======== Data provided ========

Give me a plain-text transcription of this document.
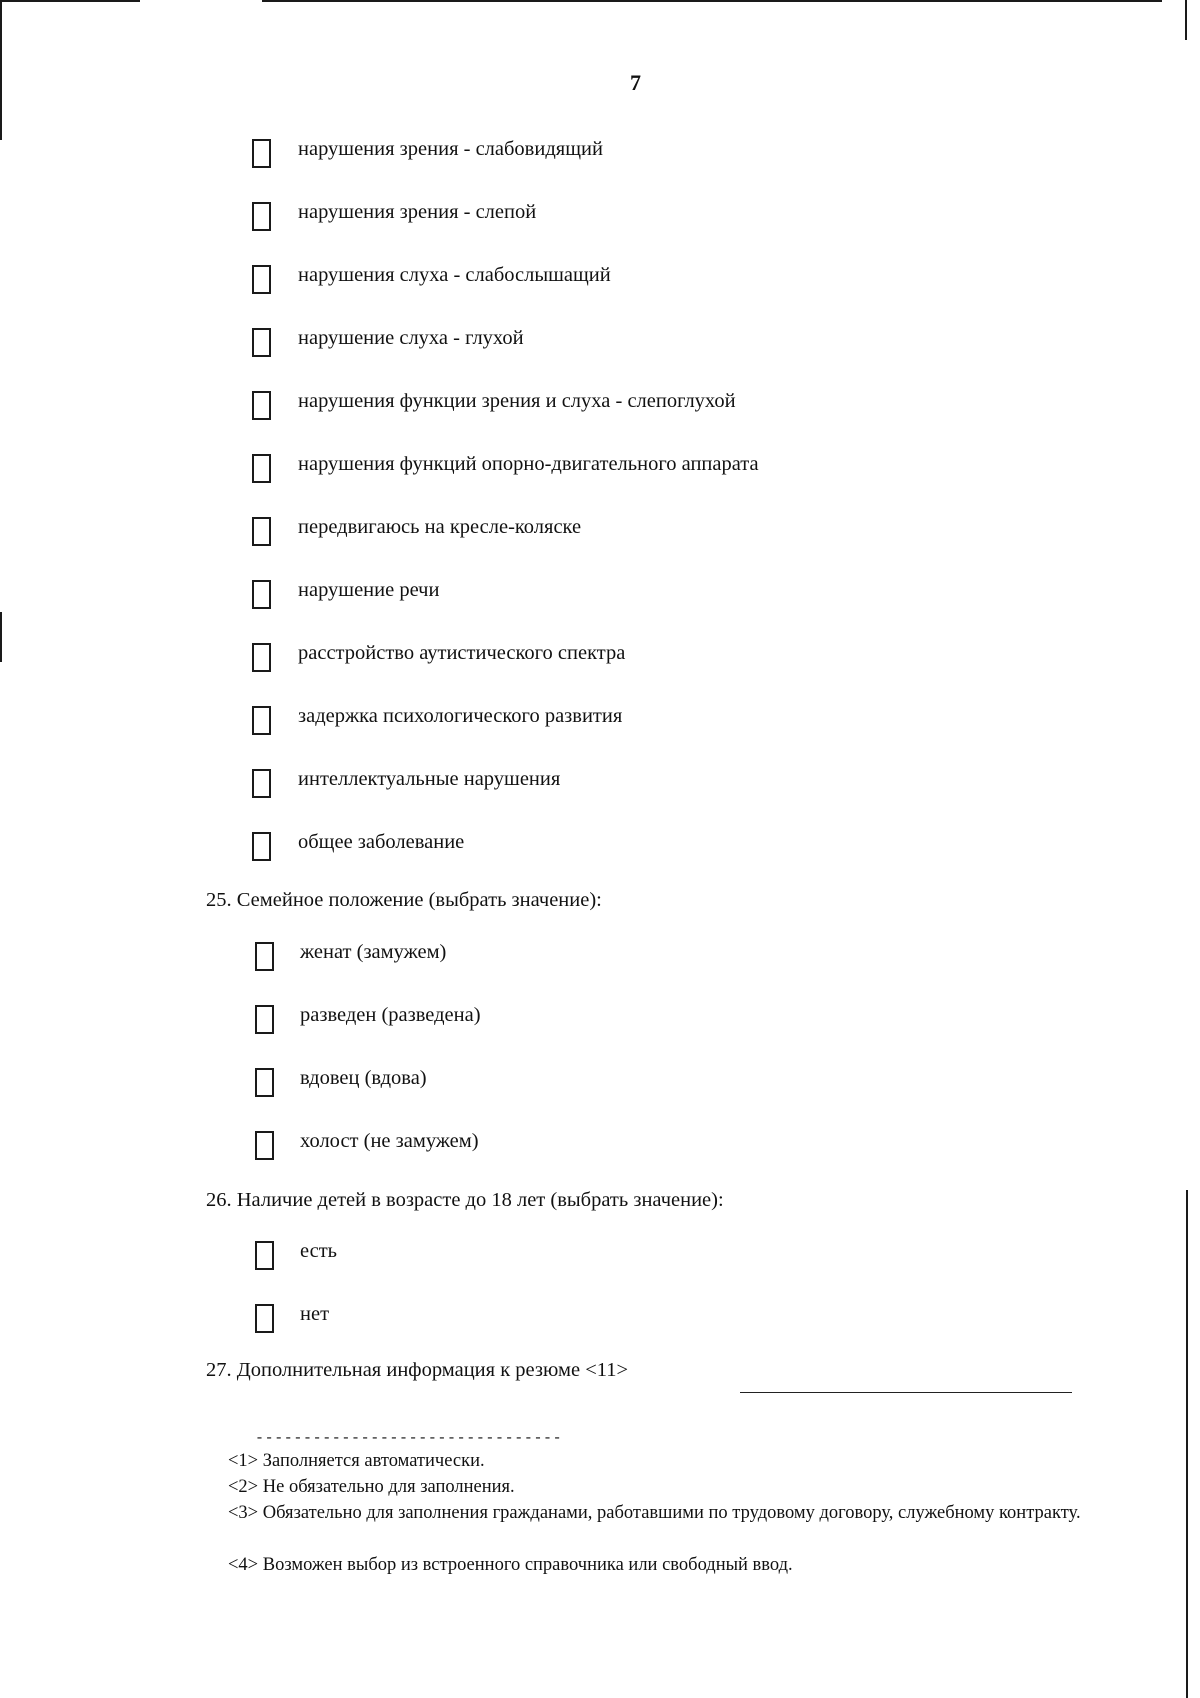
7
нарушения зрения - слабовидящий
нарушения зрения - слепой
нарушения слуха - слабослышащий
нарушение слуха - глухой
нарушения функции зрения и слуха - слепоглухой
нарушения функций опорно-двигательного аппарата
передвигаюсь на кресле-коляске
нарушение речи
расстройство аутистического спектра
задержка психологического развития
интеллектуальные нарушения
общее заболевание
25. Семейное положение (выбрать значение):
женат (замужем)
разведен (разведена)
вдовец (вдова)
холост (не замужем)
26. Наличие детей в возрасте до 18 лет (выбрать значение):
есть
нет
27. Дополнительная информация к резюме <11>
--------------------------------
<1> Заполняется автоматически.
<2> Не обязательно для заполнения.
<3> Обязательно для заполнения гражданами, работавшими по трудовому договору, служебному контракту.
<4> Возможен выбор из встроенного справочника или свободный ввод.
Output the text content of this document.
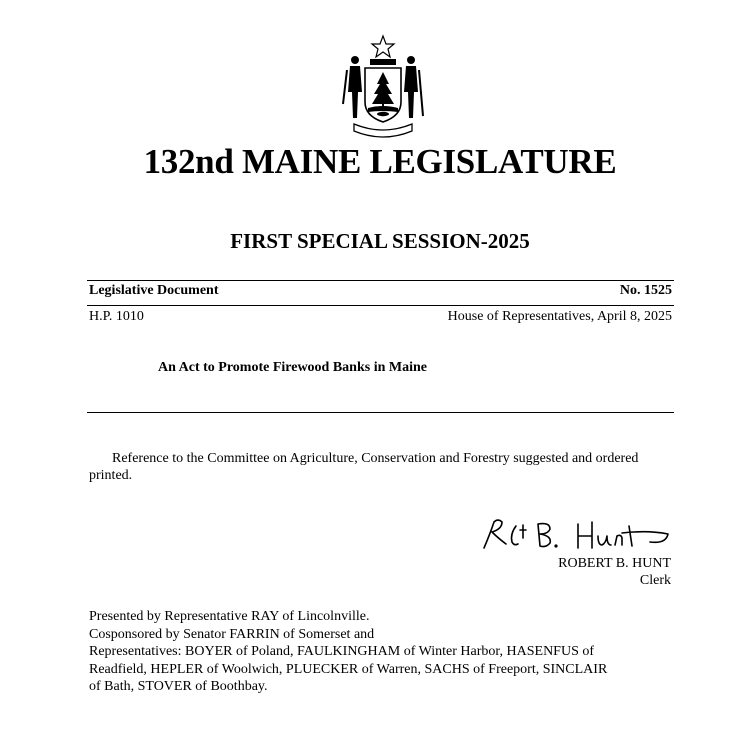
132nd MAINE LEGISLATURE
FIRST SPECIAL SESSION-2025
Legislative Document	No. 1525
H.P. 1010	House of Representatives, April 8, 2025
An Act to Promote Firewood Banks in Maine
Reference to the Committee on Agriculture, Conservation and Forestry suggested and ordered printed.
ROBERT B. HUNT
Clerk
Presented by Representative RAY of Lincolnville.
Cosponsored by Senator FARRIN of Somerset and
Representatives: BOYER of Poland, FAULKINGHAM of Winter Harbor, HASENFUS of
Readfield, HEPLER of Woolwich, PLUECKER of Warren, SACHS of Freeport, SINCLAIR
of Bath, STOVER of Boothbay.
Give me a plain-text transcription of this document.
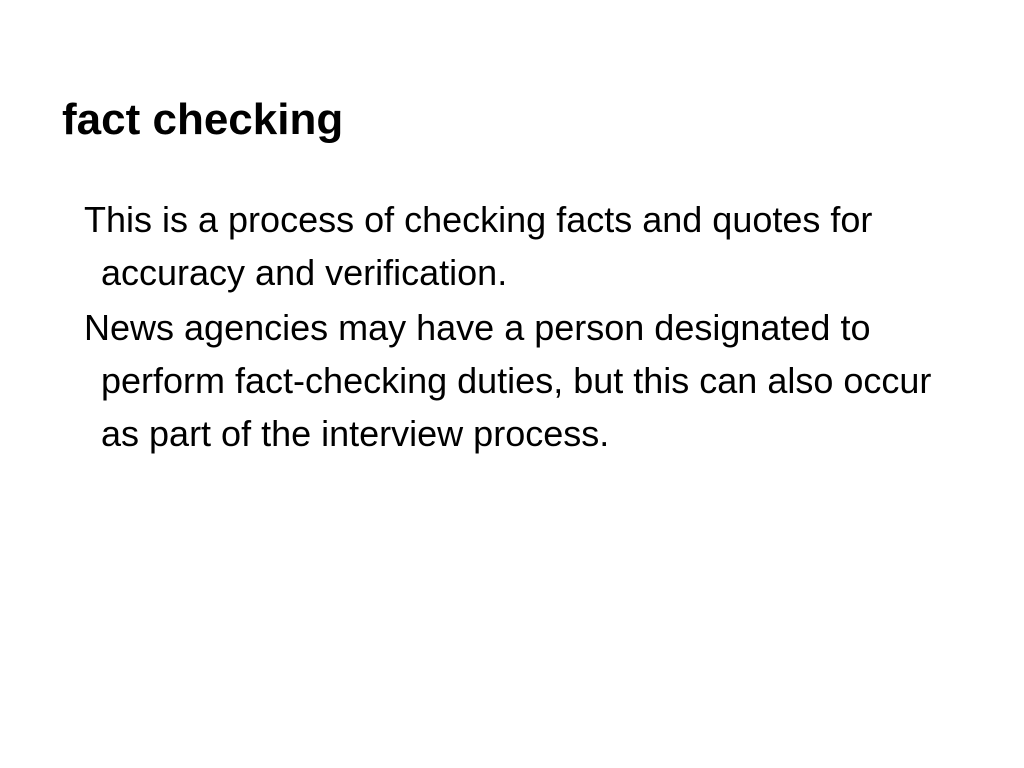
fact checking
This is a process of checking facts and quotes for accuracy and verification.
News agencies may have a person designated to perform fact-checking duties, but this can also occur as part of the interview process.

========

[Your objective] Among the lines above, how many contain the string "checking"? State the number alone.

[Final result] 3